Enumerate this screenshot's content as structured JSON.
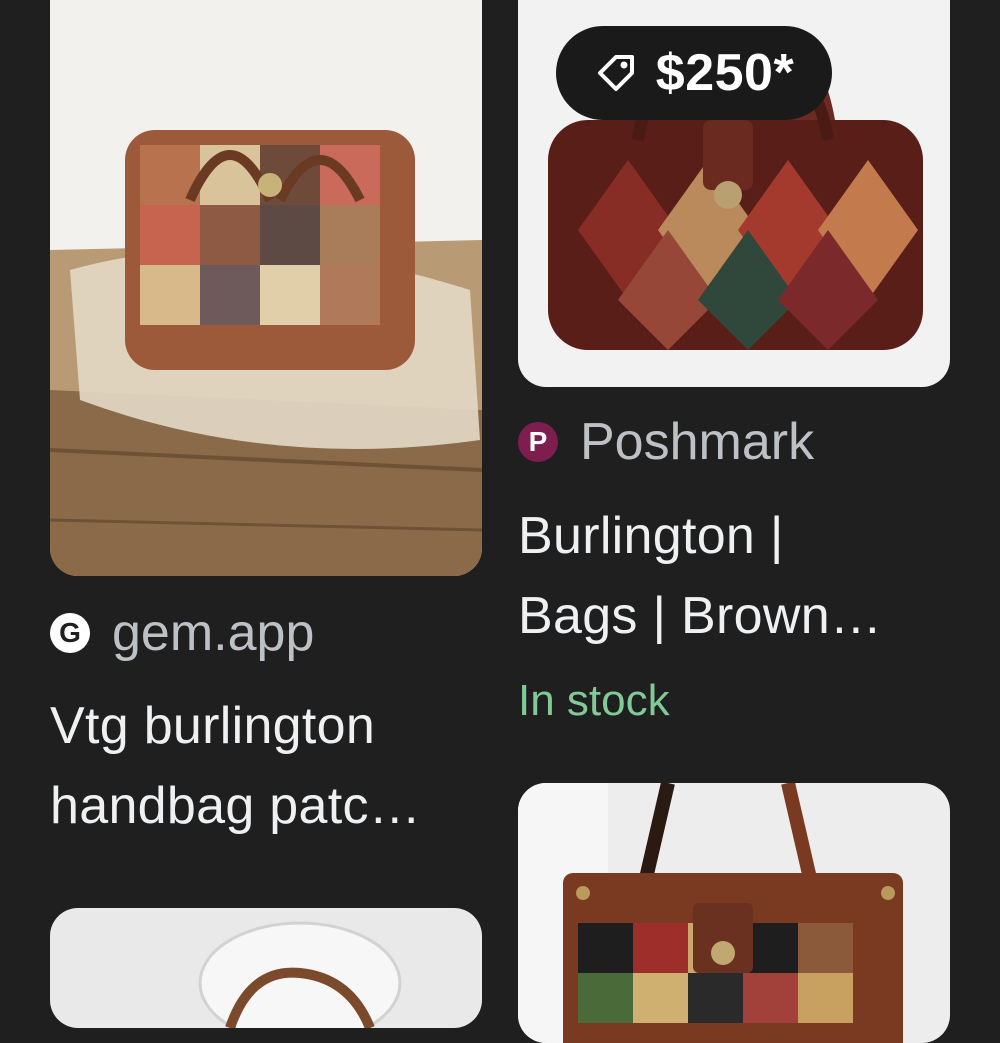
{
  "results": [
    {
      "source": "gem.app",
      "favicon_letter": "G",
      "title_line1": "Vtg burlington",
      "title_line2": "handbag patc…"
    },
    {
      "price": "$250*",
      "source": "Poshmark",
      "favicon_letter": "P",
      "title_line1": "Burlington |",
      "title_line2": "Bags | Brown…",
      "availability": "In stock"
    }
  ],
  "colors": {
    "background": "#1f1f1f",
    "in_stock": "#81c995",
    "poshmark_brand": "#7d1e4f"
  }
}
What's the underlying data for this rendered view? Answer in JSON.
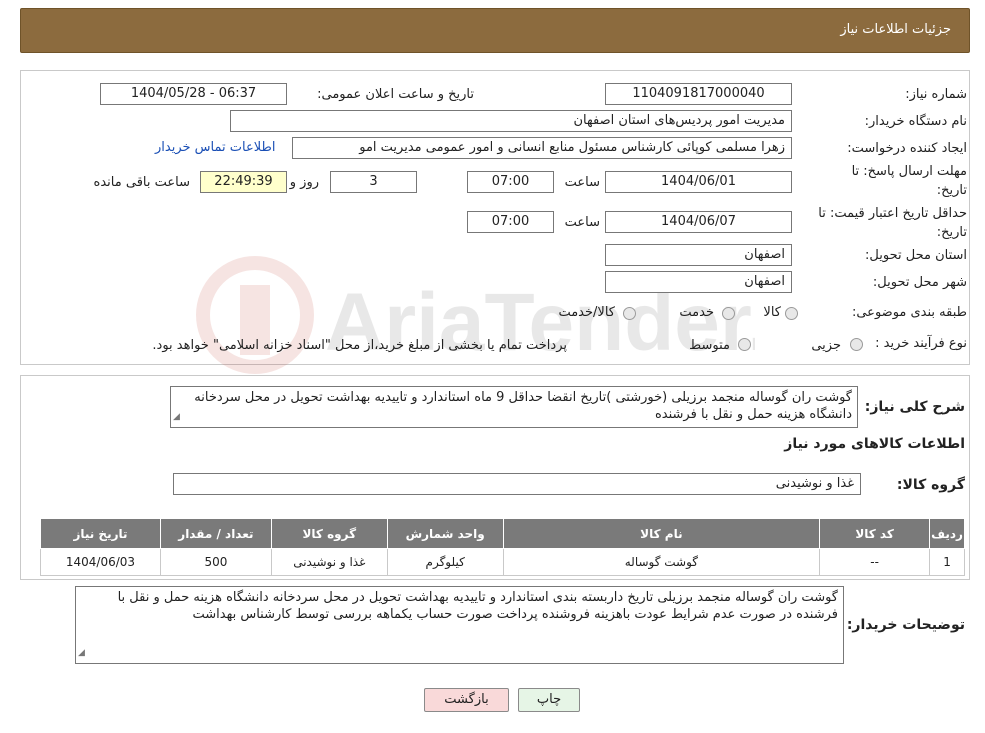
{
  "header": {
    "title": "جزئیات اطلاعات نیاز"
  },
  "form": {
    "need_number_label": "شماره نیاز:",
    "need_number": "1104091817000040",
    "announce_label": "تاریخ و ساعت اعلان عمومی:",
    "announce_value": "1404/05/28 - 06:37",
    "buyer_org_label": "نام دستگاه خریدار:",
    "buyer_org": "مدیریت امور پردیس‌های استان اصفهان",
    "creator_label": "ایجاد کننده درخواست:",
    "creator": "زهرا مسلمی کوپائی کارشناس مسئول منابع انسانی و امور عمومی مدیریت امو",
    "contact_link": "اطلاعات تماس خریدار",
    "deadline_label_1": "مهلت ارسال پاسخ: تا",
    "deadline_label_2": "تاریخ:",
    "deadline_date": "1404/06/01",
    "time_label": "ساعت",
    "deadline_time": "07:00",
    "days_value": "3",
    "days_label": "روز و",
    "remaining_time": "22:49:39",
    "remaining_label": "ساعت باقی مانده",
    "validity_label_1": "حداقل تاریخ اعتبار قیمت: تا",
    "validity_label_2": "تاریخ:",
    "validity_date": "1404/06/07",
    "validity_time": "07:00",
    "province_label": "استان محل تحویل:",
    "province": "اصفهان",
    "city_label": "شهر محل تحویل:",
    "city": "اصفهان",
    "category_label": "طبقه بندی موضوعی:",
    "category_options": [
      "کالا",
      "خدمت",
      "کالا/خدمت"
    ],
    "purchase_type_label": "نوع فرآیند خرید :",
    "purchase_options": [
      "جزیی",
      "متوسط"
    ],
    "purchase_note": "پرداخت تمام یا بخشی از مبلغ خرید،از محل \"اسناد خزانه اسلامی\" خواهد بود."
  },
  "summary": {
    "label": "شرح کلی نیاز:",
    "text": "گوشت ران گوساله منجمد برزیلی (خورشتی )تاریخ انقضا حداقل 9 ماه  استاندارد و تاییدیه بهداشت تحویل در محل سردخانه دانشگاه هزینه حمل و نقل با فرشنده",
    "items_title": "اطلاعات کالاهای مورد نیاز",
    "group_label": "گروه کالا:",
    "group_value": "غذا و نوشیدنی"
  },
  "table": {
    "headers": [
      "ردیف",
      "کد کالا",
      "نام کالا",
      "واحد شمارش",
      "گروه کالا",
      "تعداد / مقدار",
      "تاریخ نیاز"
    ],
    "rows": [
      [
        "1",
        "--",
        "گوشت گوساله",
        "کیلوگرم",
        "غذا و نوشیدنی",
        "500",
        "1404/06/03"
      ]
    ]
  },
  "buyer_notes": {
    "label": "توضیحات خریدار:",
    "text": "گوشت ران گوساله منجمد برزیلی تاریخ داربسته بندی استاندارد و تاییدیه بهداشت تحویل در محل سردخانه دانشگاه هزینه حمل و نقل با فرشنده در صورت عدم شرایط عودت باهزینه فروشنده پرداخت صورت حساب یکماهه بررسی توسط کارشناس بهداشت"
  },
  "buttons": {
    "print": "چاپ",
    "back": "بازگشت"
  },
  "watermark": "AriaTender.neT",
  "colors": {
    "header": "#8c6b3e",
    "link": "#1a4fb5",
    "back_button": "#f9d9d9",
    "print_button": "#e6f5e6"
  }
}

● ● ●

Working from the material above, state how many lines contain "منجمد"; give only the number.

2